▶ _Problem set_:
A - In the forum thread on setting tube bias, do these statements agree with the text? (i) With a Mullard ECC88, gurusan turned the pots slightly counterclockwise to about 11 o'clock. (ii) With the 6N11, the left pot started all the way clockwise. (iii) HiFlight reset the bias for the other tubes tried. For each, answer yes or no and quote the deciding words.
B - According to the forum thread on setting tube bias, what power supply already comes with the Indeed?
C - List every tube or valve model designation that the forum thread on setting tube bias mentions.

▶ _Text segment_:
= = =

I too would like for some instructions for setting bias since I am using 6922 and pcc88 valves. Can anyone here give some clear instructions on how to do this correctly? Thanks


----------



## gurusan

adjust the pots til it sounds right...? With my mullard ECC88 I only had to adjust them slightly counter clockwise....to about 11 o'clock or so


----------



## endless402

whats the difference between this and indeed?


----------



## Judge Buff

Quote:


  Originally Posted by *endless402* /img/forum/go_quote.gif 
_whats the difference between this and indeed?_

 

Apparently not much difference, except for individual components. I've only had to do what gurusan describes: just a little tweaking with both pots. I had the headphones on and when the sound was suddenly balanced in the phones I stopped. The pots aren't very precise feeling, but they are lined up the same, currently.

 Initially, with the 6N11, the right pot was all the way clockwise (at 1 o'clock) and the left was at 11 o'clock. Now they are both at 12. A little turning goes a long way with the sound presentation.


----------



## ovrclkd

I'm about to pull the trigger on the Bravo or Indeed ..... suggestions for a new first time buyer? I'm currently using 595 cans.
 I noticed the Indeed already comes with a 2a 24v power supply.


----------



## jamato8

Quote:


  Originally Posted by *HiFlight* /img/forum/go_quote.gif 
_The bias was set for the 6N11. Typically, the 6DJ8 runs at a higher plate voltage, so in effect, your bias is now low and likely not even running Class A at this point. I tried several other quality tubes, but found that the best sound was using the stock 6N11. I have not reset the bias for any of the other tubes. Perhaps in the future, I will try putting the amp on my test equipment and making some changes, but for now, I will just continue to use the 6N11._

 

I notice that they do not use the 6N11 now but the 6922. Also there is another brand that claims to be the first producer of this amp, with a lower price and the 6N11 tube and a 2 amp power supply.

= = =

▶ _Provided information_:
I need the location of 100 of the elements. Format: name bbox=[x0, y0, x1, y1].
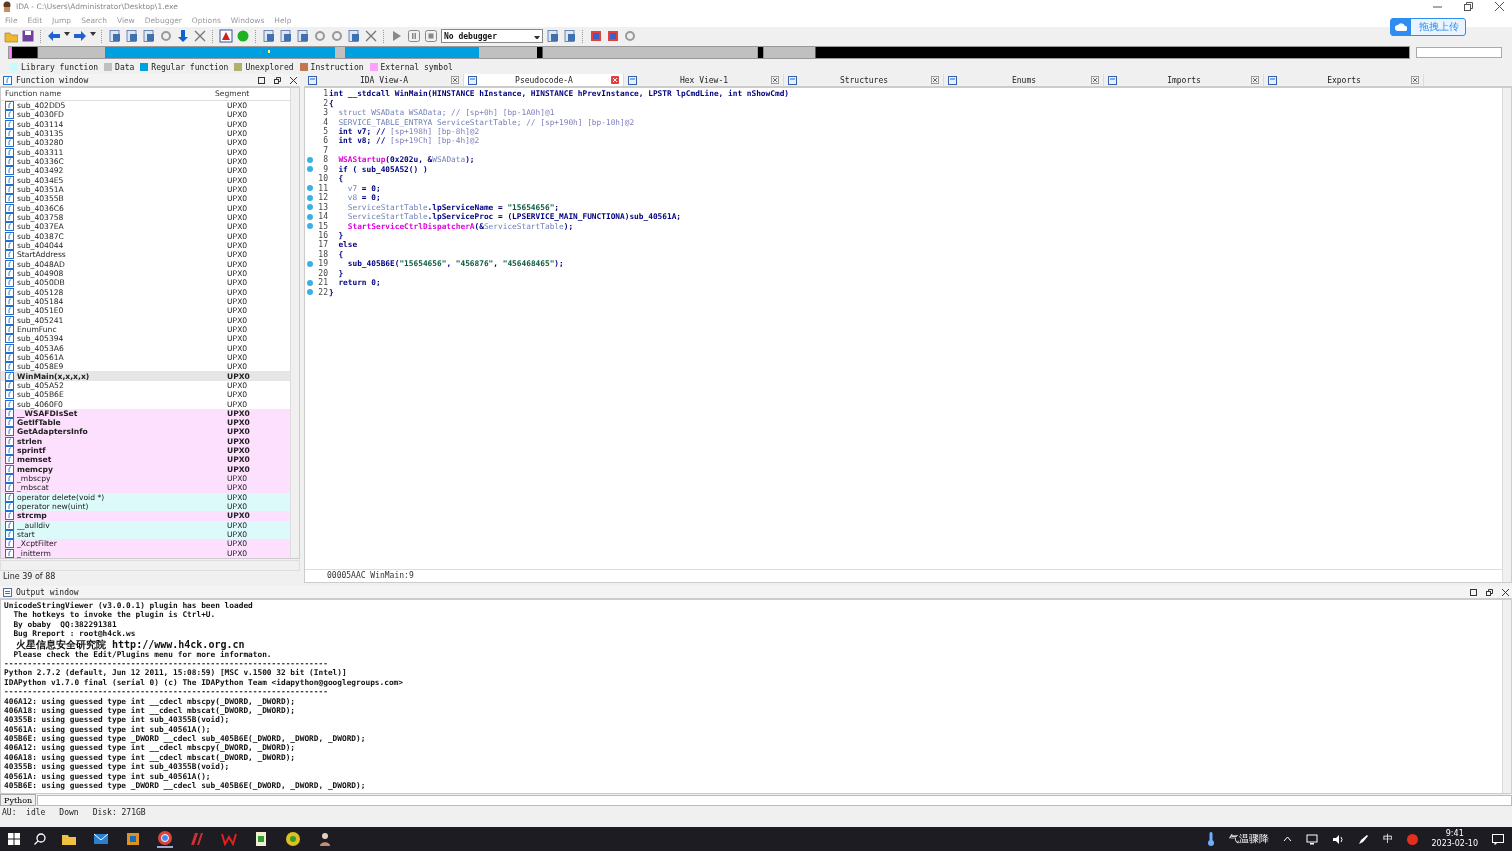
legend-label: Data bbox=[115, 62, 135, 72]
function-icon bbox=[5, 194, 14, 204]
breakpoint-dot[interactable] bbox=[307, 204, 313, 211]
line-number: 1 bbox=[322, 89, 328, 99]
debugger-dropdown[interactable]: No debugger bbox=[441, 29, 543, 43]
breakpoint-dot[interactable] bbox=[307, 194, 313, 201]
search-icon[interactable] bbox=[34, 833, 46, 845]
function-icon bbox=[5, 464, 14, 474]
tab[interactable]: Hex View-1 bbox=[624, 74, 784, 86]
window-icon bbox=[948, 75, 957, 85]
windows-logo-icon[interactable] bbox=[8, 833, 20, 845]
close-icon[interactable] bbox=[931, 76, 939, 84]
tab[interactable]: Imports bbox=[1104, 74, 1264, 86]
clock-date[interactable]: 2023-02-10 bbox=[1431, 839, 1478, 849]
function-icon bbox=[5, 129, 14, 138]
line-number: 15 bbox=[317, 221, 328, 231]
navigation-dropdown[interactable] bbox=[1416, 46, 1502, 58]
close-icon[interactable] bbox=[290, 76, 297, 84]
function-icon bbox=[5, 455, 14, 465]
function-icon bbox=[5, 222, 14, 232]
letter-w-icon[interactable] bbox=[221, 831, 237, 847]
close-icon[interactable] bbox=[1411, 76, 1419, 84]
stop-icon[interactable] bbox=[424, 29, 438, 43]
vertical-scrollbar[interactable] bbox=[1502, 600, 1511, 793]
weather-text[interactable]: 气温骤降 bbox=[1228, 832, 1269, 846]
cross-icon[interactable] bbox=[364, 29, 378, 43]
function-icon bbox=[5, 427, 14, 437]
maximize-icon[interactable] bbox=[1470, 588, 1477, 596]
tab[interactable]: Enums bbox=[944, 74, 1104, 86]
app-icon[interactable] bbox=[189, 831, 205, 847]
maximize-icon[interactable] bbox=[258, 76, 265, 84]
close-icon[interactable] bbox=[771, 76, 779, 84]
breakpoint-dot[interactable] bbox=[307, 156, 313, 163]
cross-icon[interactable] bbox=[193, 29, 207, 43]
line-number: 12 bbox=[317, 193, 328, 203]
warning-icon[interactable] bbox=[219, 29, 233, 43]
function-icon bbox=[5, 268, 14, 278]
breakpoint-dot[interactable] bbox=[307, 166, 313, 173]
coin-icon[interactable] bbox=[285, 831, 301, 847]
vertical-scrollbar[interactable] bbox=[1502, 88, 1511, 582]
network-icon[interactable] bbox=[1305, 833, 1318, 845]
close-icon[interactable] bbox=[1495, 2, 1504, 11]
breakpoint-dot[interactable] bbox=[307, 185, 313, 192]
function-icon bbox=[5, 259, 14, 269]
close-icon[interactable] bbox=[451, 76, 459, 84]
tab[interactable]: Exports bbox=[1264, 74, 1424, 86]
tab[interactable]: IDA View-A bbox=[304, 74, 464, 86]
restore-icon[interactable] bbox=[1464, 2, 1473, 11]
language-button[interactable]: Python bbox=[0, 794, 37, 806]
function-icon bbox=[5, 502, 14, 512]
thermometer-icon[interactable] bbox=[1206, 832, 1215, 846]
restore-icon[interactable] bbox=[274, 76, 281, 84]
breakpoint-dot[interactable] bbox=[307, 223, 313, 230]
navigation-band-drawing[interactable] bbox=[8, 45, 1410, 59]
browser-icon[interactable] bbox=[157, 830, 173, 848]
function-icon bbox=[5, 203, 14, 213]
tab[interactable]: Structures bbox=[784, 74, 944, 86]
breakpoint-dot[interactable] bbox=[307, 260, 313, 267]
close-icon[interactable] bbox=[1502, 588, 1509, 596]
arrow-down-icon[interactable] bbox=[176, 29, 190, 43]
vertical-scrollbar[interactable] bbox=[290, 88, 299, 558]
input-method-indicator[interactable]: 中 bbox=[1382, 832, 1393, 846]
function-icon bbox=[5, 306, 14, 316]
function-icon bbox=[5, 539, 14, 549]
breakpoint-dot[interactable] bbox=[307, 213, 313, 220]
figure-icon[interactable] bbox=[317, 831, 333, 847]
arrow-right-icon[interactable] bbox=[73, 29, 87, 43]
pen-icon[interactable] bbox=[1357, 833, 1369, 845]
function-icon bbox=[5, 408, 14, 418]
notification-icon[interactable] bbox=[1492, 833, 1504, 845]
box-icon[interactable] bbox=[125, 831, 141, 847]
tab[interactable]: Pseudocode-A bbox=[464, 74, 624, 86]
line-number: 19 bbox=[317, 259, 328, 269]
pause-icon[interactable] bbox=[407, 29, 421, 43]
command-field[interactable] bbox=[37, 794, 1512, 806]
document-icon[interactable] bbox=[253, 831, 269, 847]
function-icon bbox=[5, 483, 14, 493]
horizontal-scrollbar[interactable] bbox=[0, 560, 300, 571]
line-number: 6 bbox=[322, 136, 328, 146]
panel-title: Function window bbox=[16, 75, 89, 85]
close-icon[interactable] bbox=[1251, 76, 1259, 84]
arrow-left-icon[interactable] bbox=[47, 29, 61, 43]
function-icon bbox=[5, 138, 14, 148]
envelope-icon[interactable] bbox=[93, 831, 109, 847]
breakpoint-dot[interactable] bbox=[307, 279, 313, 286]
circle-icon[interactable] bbox=[236, 29, 250, 43]
line-number: 3 bbox=[322, 108, 328, 118]
restore-icon[interactable] bbox=[1486, 588, 1493, 596]
speaker-icon[interactable] bbox=[1331, 833, 1344, 845]
breakpoint-dot[interactable] bbox=[307, 289, 313, 296]
function-icon bbox=[5, 101, 14, 110]
chevron-up-icon[interactable] bbox=[1282, 836, 1292, 842]
close-icon[interactable] bbox=[1091, 76, 1099, 84]
clock-time[interactable]: 9:41 bbox=[1445, 829, 1464, 839]
caret-icon bbox=[534, 33, 540, 39]
app-icon[interactable] bbox=[1406, 833, 1418, 845]
legend-label: Regular function bbox=[151, 62, 229, 72]
function-icon bbox=[5, 380, 14, 390]
line-number: 22 bbox=[317, 287, 328, 297]
status-text: AU: idle bbox=[2, 807, 46, 817]
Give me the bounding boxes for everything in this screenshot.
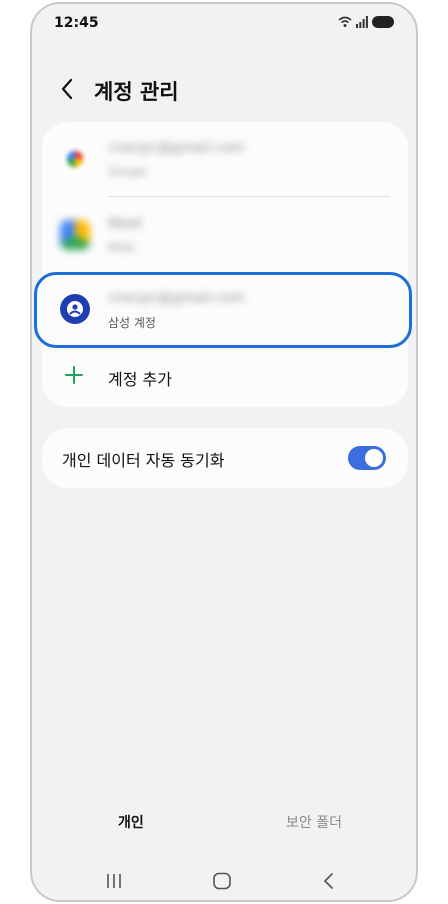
- page-title: 계정 관리: [94, 80, 179, 104]
- header: 계정 관리: [32, 66, 416, 112]
- status-icons: [338, 16, 394, 28]
- auto-sync-toggle[interactable]: [348, 446, 386, 470]
- home-icon[interactable]: [212, 872, 232, 890]
- signal-icon: [356, 16, 368, 28]
- tab-secure-folder[interactable]: 보안 폴더: [286, 812, 342, 832]
- add-account-label: 계정 추가: [108, 370, 172, 389]
- account-email: cnecpc@gmail.com: [108, 140, 245, 156]
- plus-icon: [65, 366, 83, 384]
- status-time: 12:45: [54, 15, 99, 31]
- account-type: 삼성 계정: [108, 316, 156, 330]
- status-bar: 12:45: [32, 4, 416, 44]
- divider: [108, 196, 390, 197]
- samsung-account-icon: [60, 294, 90, 324]
- account-row-meet[interactable]: Meet Meet: [42, 198, 408, 272]
- phone-frame: 12:45 계정 관리 cnecpc@gmail.com Google Meet…: [30, 2, 418, 902]
- account-row-google[interactable]: cnecpc@gmail.com Google: [42, 122, 408, 197]
- account-type: Meet: [108, 241, 136, 254]
- recents-icon[interactable]: [104, 872, 124, 890]
- drive-icon: [60, 220, 90, 250]
- sync-label: 개인 데이터 자동 동기화: [62, 451, 225, 470]
- sync-card: 개인 데이터 자동 동기화: [42, 428, 408, 488]
- chevron-left-icon: [61, 78, 73, 100]
- toggle-knob: [365, 449, 383, 467]
- wifi-icon: [338, 16, 352, 27]
- add-account-button[interactable]: 계정 추가: [42, 344, 408, 406]
- navigation-bar: [32, 864, 416, 898]
- account-row-samsung[interactable]: cnecpc@gmail.com 삼성 계정: [42, 272, 408, 346]
- account-email: Meet: [108, 216, 143, 232]
- google-icon: [66, 150, 84, 168]
- account-type: Google: [108, 165, 147, 178]
- tab-personal[interactable]: 개인: [118, 812, 144, 832]
- back-button[interactable]: [52, 74, 82, 104]
- account-email: cnecpc@gmail.com: [108, 290, 245, 306]
- back-icon[interactable]: [322, 872, 336, 890]
- accounts-card: cnecpc@gmail.com Google Meet Meet cnecpc…: [34, 122, 412, 407]
- battery-icon: [372, 16, 394, 28]
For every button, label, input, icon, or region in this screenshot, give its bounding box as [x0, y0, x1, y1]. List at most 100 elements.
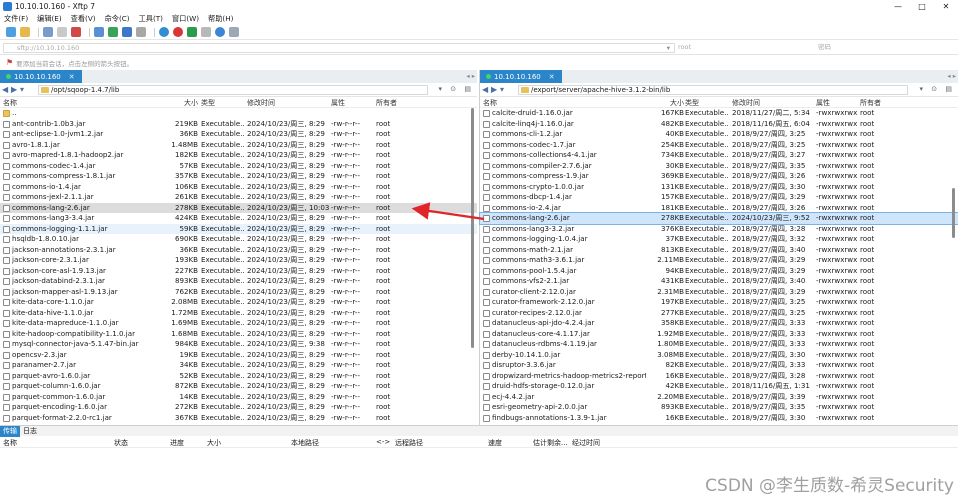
file-row[interactable]: avro-mapred-1.8.1-hadoop2.jar 182KB Execut… [0, 150, 477, 161]
file-row[interactable]: kite-data-mapreduce-1.1.0.jar 1.69MB Execu… [0, 318, 477, 329]
path-actions-icon[interactable]: ▾ ⊙ ▤ [439, 85, 474, 93]
copy-icon[interactable] [94, 27, 104, 37]
file-row[interactable]: commons-collections4-4.1.jar 734KB Executa… [480, 150, 958, 161]
file-row[interactable]: curator-framework-2.12.0.jar 197KB Executa… [480, 297, 958, 308]
file-row[interactable]: commons-pool-1.5.4.jar 94KB Executable... 2… [480, 266, 958, 277]
up-icon[interactable]: ▾ [20, 85, 29, 94]
file-row[interactable]: commons-lang3-3.4.jar 424KB Executable... 2… [0, 213, 477, 224]
file-row[interactable]: kite-hadoop-compatibility-1.1.0.jar 1.68M… [0, 329, 477, 340]
parent-folder-row[interactable]: .. [0, 108, 477, 119]
col-local-path[interactable]: 本地路径 [291, 438, 319, 448]
file-row[interactable]: parquet-common-1.6.0.jar 14KB Executable..… [0, 392, 477, 403]
settings-icon[interactable] [201, 27, 211, 37]
file-row[interactable]: commons-compress-1.8.1.jar 357KB Executabl… [0, 171, 477, 182]
forward-icon[interactable]: ▶ [491, 85, 500, 94]
file-row[interactable]: parquet-column-1.6.0.jar 872KB Executable.… [0, 381, 477, 392]
close-icon[interactable]: ✕ [549, 73, 555, 81]
col-type[interactable]: 类型 [685, 98, 699, 108]
open-folder-icon[interactable] [20, 27, 30, 37]
file-row[interactable]: paranamer-2.7.jar 34KB Executable... 2024/1… [0, 360, 477, 371]
file-row[interactable]: calcite-linq4j-1.16.0.jar 482KB Executable… [480, 119, 958, 130]
menu-help[interactable]: 帮助(H) [208, 14, 233, 24]
tab-scroll-icon[interactable]: ◂ ▸ [947, 72, 956, 80]
left-path-input[interactable]: /opt/sqoop-1.4.7/lib [38, 85, 428, 95]
col-name[interactable]: 名称 [3, 438, 17, 448]
record-icon[interactable] [71, 27, 81, 37]
file-row[interactable]: ant-contrib-1.0b3.jar 219KB Executable... 2… [0, 119, 477, 130]
file-row[interactable]: commons-dbcp-1.4.jar 157KB Executable... 20… [480, 192, 958, 203]
file-row[interactable]: ant-eclipse-1.0-jvm1.2.jar 36KB Executable… [0, 129, 477, 140]
menu-window[interactable]: 窗口(W) [172, 14, 199, 24]
sync-icon[interactable] [108, 27, 118, 37]
file-row[interactable]: commons-lang-2.6.jar 278KB Executable... 20… [479, 212, 958, 225]
col-modified[interactable]: 修改时间 [247, 98, 275, 108]
file-row[interactable]: hsqldb-1.8.0.10.jar 690KB Executable... 202… [0, 234, 477, 245]
menu-tools[interactable]: 工具(T) [139, 14, 163, 24]
minimize-button[interactable]: — [886, 0, 910, 13]
file-row[interactable]: commons-compress-1.9.jar 369KB Executable.… [480, 171, 958, 182]
up-icon[interactable]: ▾ [500, 85, 509, 94]
menu-view[interactable]: 查看(V) [71, 14, 96, 24]
col-owner[interactable]: 所有者 [860, 98, 881, 108]
file-row[interactable]: findbugs-annotations-1.3.9-1.jar 16KB Exec… [480, 413, 958, 424]
col-type[interactable]: 类型 [201, 98, 215, 108]
disconnect-icon[interactable] [43, 27, 53, 37]
path-actions-icon[interactable]: ▾ ⊙ ▤ [920, 85, 955, 93]
file-row[interactable]: jackson-core-asl-1.9.13.jar 227KB Executab… [0, 266, 477, 277]
col-name[interactable]: 名称 [3, 98, 17, 108]
file-row[interactable]: commons-codec-1.4.jar 57KB Executable... 20… [0, 161, 477, 172]
tab-log[interactable]: 日志 [20, 426, 40, 437]
file-row[interactable]: commons-logging-1.0.4.jar 37KB Executable.… [480, 234, 958, 245]
back-icon[interactable]: ◀ [482, 85, 491, 94]
file-row[interactable]: kite-data-hive-1.1.0.jar 1.72MB Executable… [0, 308, 477, 319]
file-row[interactable]: commons-compiler-2.7.6.jar 30KB Executable… [480, 161, 958, 172]
properties-icon[interactable] [57, 27, 67, 37]
help-icon[interactable] [215, 27, 225, 37]
file-row[interactable]: commons-vfs2-2.1.jar 431KB Executable... 20… [480, 276, 958, 287]
col-direction[interactable]: <-> [376, 438, 390, 446]
col-attr[interactable]: 属性 [816, 98, 830, 108]
menu-edit[interactable]: 编辑(E) [37, 14, 62, 24]
filter-icon[interactable] [136, 27, 146, 37]
file-row[interactable]: curator-recipes-2.12.0.jar 277KB Executabl… [480, 308, 958, 319]
file-row[interactable]: commons-cli-1.2.jar 40KB Executable... 2018… [480, 129, 958, 140]
tab-right-session[interactable]: 10.10.10.160 ✕ [480, 70, 562, 83]
file-row[interactable]: disruptor-3.3.6.jar 82KB Executable... 2018… [480, 360, 958, 371]
new-session-icon[interactable] [6, 27, 16, 37]
file-row[interactable]: datanucleus-api-jdo-4.2.4.jar 358KB Execut… [480, 318, 958, 329]
file-row[interactable]: datanucleus-core-4.1.17.jar 1.92MB Executa… [480, 329, 958, 340]
col-elapsed[interactable]: 经过时间 [572, 438, 600, 448]
col-size[interactable]: 大小 [184, 98, 198, 108]
forward-icon[interactable]: ▶ [11, 85, 20, 94]
tab-transfer[interactable]: 传输 [0, 425, 20, 437]
col-size[interactable]: 大小 [207, 438, 221, 448]
tab-left-session[interactable]: 10.10.10.160 ✕ [0, 70, 82, 83]
col-status[interactable]: 状态 [114, 438, 128, 448]
right-scrollbar[interactable] [951, 108, 956, 418]
col-size[interactable]: 大小 [670, 98, 684, 108]
back-icon[interactable]: ◀ [2, 85, 11, 94]
file-row[interactable]: calcite-druid-1.16.0.jar 167KB Executable.… [480, 108, 958, 119]
host-input[interactable]: sftp://10.10.10.160 ▾ [3, 43, 675, 53]
xshell-icon[interactable] [173, 27, 183, 37]
green-app-icon[interactable] [187, 27, 197, 37]
file-row[interactable]: parquet-format-2.2.0-rc1.jar 367KB Executa… [0, 413, 477, 424]
file-row[interactable]: commons-lang3-3.2.jar 376KB Executable... 2… [480, 224, 958, 235]
file-row[interactable]: datanucleus-rdbms-4.1.19.jar 1.80MB Execut… [480, 339, 958, 350]
maximize-button[interactable]: □ [910, 0, 934, 13]
file-row[interactable]: parquet-encoding-1.6.0.jar 272KB Executabl… [0, 402, 477, 413]
info-icon[interactable] [229, 27, 239, 37]
left-scroll-thumb[interactable] [471, 108, 474, 348]
col-eta[interactable]: 估计剩余... [533, 438, 568, 448]
file-row[interactable]: commons-logging-1.1.1.jar 59KB Executable.… [0, 223, 477, 234]
file-row[interactable]: commons-io-1.4.jar 106KB Executable... 2024… [0, 182, 477, 193]
file-row[interactable]: derby-10.14.1.0.jar 3.08MB Executable... 20… [480, 350, 958, 361]
file-row[interactable]: jackson-databind-2.3.1.jar 893KB Executabl… [0, 276, 477, 287]
file-row[interactable]: ecj-4.4.2.jar 2.20MB Executable... 2018/9/2… [480, 392, 958, 403]
file-row[interactable]: esri-geometry-api-2.0.0.jar 893KB Executab… [480, 402, 958, 413]
file-row[interactable]: commons-io-2.4.jar 181KB Executable... 2018… [480, 203, 958, 214]
left-scrollbar[interactable] [470, 108, 475, 418]
file-row[interactable]: curator-client-2.12.0.jar 2.31MB Executabl… [480, 287, 958, 298]
col-progress[interactable]: 进度 [170, 438, 184, 448]
file-row[interactable]: commons-codec-1.7.jar 254KB Executable... 2… [480, 140, 958, 151]
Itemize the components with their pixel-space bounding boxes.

= = =

▶ _The responses_:
A -
(i) Yes: "With my mullard ECC88 I only had to adjust them slightly counter clockwise....to about 11 o'clock or so"
(ii) No: "the right pot was all the way clockwise (at 1 o'clock) and the left was at 11 o'clock"
(iii) No: "I have not reset the bias for any of the other tubes."

B - The Indeed comes with a 2a 24v power supply.

C - 6922, pcc88, ECC88, 6N11, 6DJ8